### PROBLEM:
All of the data should be repeated exactly; pictures are not part of the copy.

### TASK INPUTS:
>>>>
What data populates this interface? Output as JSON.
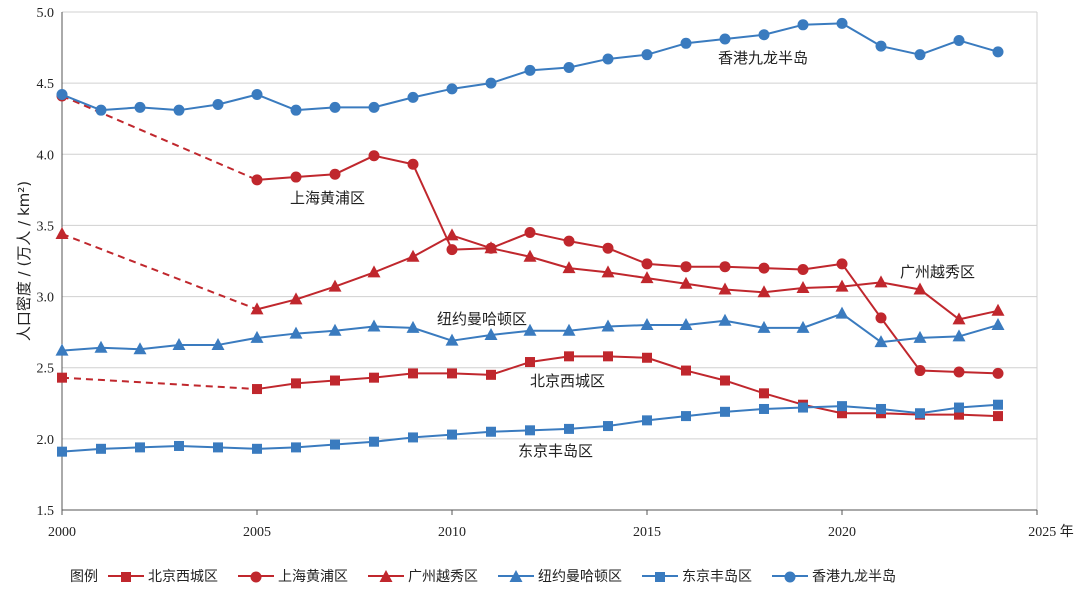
{
  "chart_data": {
    "type": "line",
    "title": "",
    "xlabel": "年",
    "ylabel": "人口密度 / (万人 / km²)",
    "xlim": [
      2000,
      2025
    ],
    "ylim": [
      1.5,
      5.0
    ],
    "xticks": [
      "2000",
      "2005",
      "2010",
      "2015",
      "2020",
      "2025 年"
    ],
    "yticks": [
      "1.5",
      "2.0",
      "2.5",
      "3.0",
      "3.5",
      "4.0",
      "4.5",
      "5.0"
    ],
    "grid": "horizontal",
    "legend_title": "图例",
    "legend_position": "bottom",
    "x": [
      2000,
      2001,
      2002,
      2003,
      2004,
      2005,
      2006,
      2007,
      2008,
      2009,
      2010,
      2011,
      2012,
      2013,
      2014,
      2015,
      2016,
      2017,
      2018,
      2019,
      2020,
      2021,
      2022,
      2023,
      2024
    ],
    "series": [
      {
        "name": "北京西城区",
        "color": "#c0272d",
        "marker": "square",
        "values": [
          2.43,
          null,
          null,
          null,
          null,
          2.35,
          2.39,
          2.41,
          2.43,
          2.46,
          2.46,
          2.45,
          2.54,
          2.58,
          2.58,
          2.57,
          2.48,
          2.41,
          2.32,
          2.24,
          2.18,
          2.18,
          2.17,
          2.17,
          2.16
        ]
      },
      {
        "name": "上海黄浦区",
        "color": "#c0272d",
        "marker": "circle",
        "values": [
          4.41,
          null,
          null,
          null,
          null,
          3.82,
          3.84,
          3.86,
          3.99,
          3.93,
          3.33,
          3.34,
          3.45,
          3.39,
          3.34,
          3.23,
          3.21,
          3.21,
          3.2,
          3.19,
          3.23,
          2.85,
          2.48,
          2.47,
          2.46
        ]
      },
      {
        "name": "广州越秀区",
        "color": "#c0272d",
        "marker": "triangle",
        "values": [
          3.44,
          null,
          null,
          null,
          null,
          2.91,
          2.98,
          3.07,
          3.17,
          3.28,
          3.43,
          3.34,
          3.28,
          3.2,
          3.17,
          3.13,
          3.09,
          3.05,
          3.03,
          3.06,
          3.07,
          3.1,
          3.05,
          2.84,
          2.9
        ]
      },
      {
        "name": "纽约曼哈顿区",
        "color": "#3a7bbf",
        "marker": "triangle",
        "values": [
          2.62,
          2.64,
          2.63,
          2.66,
          2.66,
          2.71,
          2.74,
          2.76,
          2.79,
          2.78,
          2.69,
          2.73,
          2.76,
          2.76,
          2.79,
          2.8,
          2.8,
          2.83,
          2.78,
          2.78,
          2.88,
          2.68,
          2.71,
          2.72,
          2.8
        ]
      },
      {
        "name": "东京丰岛区",
        "color": "#3a7bbf",
        "marker": "square",
        "values": [
          1.91,
          1.93,
          1.94,
          1.95,
          1.94,
          1.93,
          1.94,
          1.96,
          1.98,
          2.01,
          2.03,
          2.05,
          2.06,
          2.07,
          2.09,
          2.13,
          2.16,
          2.19,
          2.21,
          2.22,
          2.23,
          2.21,
          2.18,
          2.22,
          2.24
        ]
      },
      {
        "name": "香港九龙半岛",
        "color": "#3a7bbf",
        "marker": "circle",
        "values": [
          4.42,
          4.31,
          4.33,
          4.31,
          4.35,
          4.42,
          4.31,
          4.33,
          4.33,
          4.4,
          4.46,
          4.5,
          4.59,
          4.61,
          4.67,
          4.7,
          4.78,
          4.81,
          4.84,
          4.91,
          4.92,
          4.76,
          4.7,
          4.8,
          4.72
        ]
      }
    ],
    "annotations": [
      "北京西城区",
      "上海黄浦区",
      "广州越秀区",
      "纽约曼哈顿区",
      "东京丰岛区",
      "香港九龙半岛"
    ]
  }
}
<<<<
### RESPONSE TO THIS TASK:
What data populates this interface? Output as JSON.
{
  "chart_data": {
    "type": "line",
    "title": "",
    "xlabel": "年",
    "ylabel": "人口密度 / (万人 / km²)",
    "xlim": [
      2000,
      2025
    ],
    "ylim": [
      1.5,
      5.0
    ],
    "xticks": [
      "2000",
      "2005",
      "2010",
      "2015",
      "2020",
      "2025 年"
    ],
    "yticks": [
      "1.5",
      "2.0",
      "2.5",
      "3.0",
      "3.5",
      "4.0",
      "4.5",
      "5.0"
    ],
    "grid": "horizontal",
    "legend_title": "图例",
    "legend_position": "bottom",
    "x": [
      2000,
      2001,
      2002,
      2003,
      2004,
      2005,
      2006,
      2007,
      2008,
      2009,
      2010,
      2011,
      2012,
      2013,
      2014,
      2015,
      2016,
      2017,
      2018,
      2019,
      2020,
      2021,
      2022,
      2023,
      2024
    ],
    "series": [
      {
        "name": "北京西城区",
        "color": "#c0272d",
        "marker": "square",
        "values": [
          2.43,
          null,
          null,
          null,
          null,
          2.35,
          2.39,
          2.41,
          2.43,
          2.46,
          2.46,
          2.45,
          2.54,
          2.58,
          2.58,
          2.57,
          2.48,
          2.41,
          2.32,
          2.24,
          2.18,
          2.18,
          2.17,
          2.17,
          2.16
        ]
      },
      {
        "name": "上海黄浦区",
        "color": "#c0272d",
        "marker": "circle",
        "values": [
          4.41,
          null,
          null,
          null,
          null,
          3.82,
          3.84,
          3.86,
          3.99,
          3.93,
          3.33,
          3.34,
          3.45,
          3.39,
          3.34,
          3.23,
          3.21,
          3.21,
          3.2,
          3.19,
          3.23,
          2.85,
          2.48,
          2.47,
          2.46
        ]
      },
      {
        "name": "广州越秀区",
        "color": "#c0272d",
        "marker": "triangle",
        "values": [
          3.44,
          null,
          null,
          null,
          null,
          2.91,
          2.98,
          3.07,
          3.17,
          3.28,
          3.43,
          3.34,
          3.28,
          3.2,
          3.17,
          3.13,
          3.09,
          3.05,
          3.03,
          3.06,
          3.07,
          3.1,
          3.05,
          2.84,
          2.9
        ]
      },
      {
        "name": "纽约曼哈顿区",
        "color": "#3a7bbf",
        "marker": "triangle",
        "values": [
          2.62,
          2.64,
          2.63,
          2.66,
          2.66,
          2.71,
          2.74,
          2.76,
          2.79,
          2.78,
          2.69,
          2.73,
          2.76,
          2.76,
          2.79,
          2.8,
          2.8,
          2.83,
          2.78,
          2.78,
          2.88,
          2.68,
          2.71,
          2.72,
          2.8
        ]
      },
      {
        "name": "东京丰岛区",
        "color": "#3a7bbf",
        "marker": "square",
        "values": [
          1.91,
          1.93,
          1.94,
          1.95,
          1.94,
          1.93,
          1.94,
          1.96,
          1.98,
          2.01,
          2.03,
          2.05,
          2.06,
          2.07,
          2.09,
          2.13,
          2.16,
          2.19,
          2.21,
          2.22,
          2.23,
          2.21,
          2.18,
          2.22,
          2.24
        ]
      },
      {
        "name": "香港九龙半岛",
        "color": "#3a7bbf",
        "marker": "circle",
        "values": [
          4.42,
          4.31,
          4.33,
          4.31,
          4.35,
          4.42,
          4.31,
          4.33,
          4.33,
          4.4,
          4.46,
          4.5,
          4.59,
          4.61,
          4.67,
          4.7,
          4.78,
          4.81,
          4.84,
          4.91,
          4.92,
          4.76,
          4.7,
          4.8,
          4.72
        ]
      }
    ],
    "annotations": [
      "北京西城区",
      "上海黄浦区",
      "广州越秀区",
      "纽约曼哈顿区",
      "东京丰岛区",
      "香港九龙半岛"
    ]
  }
}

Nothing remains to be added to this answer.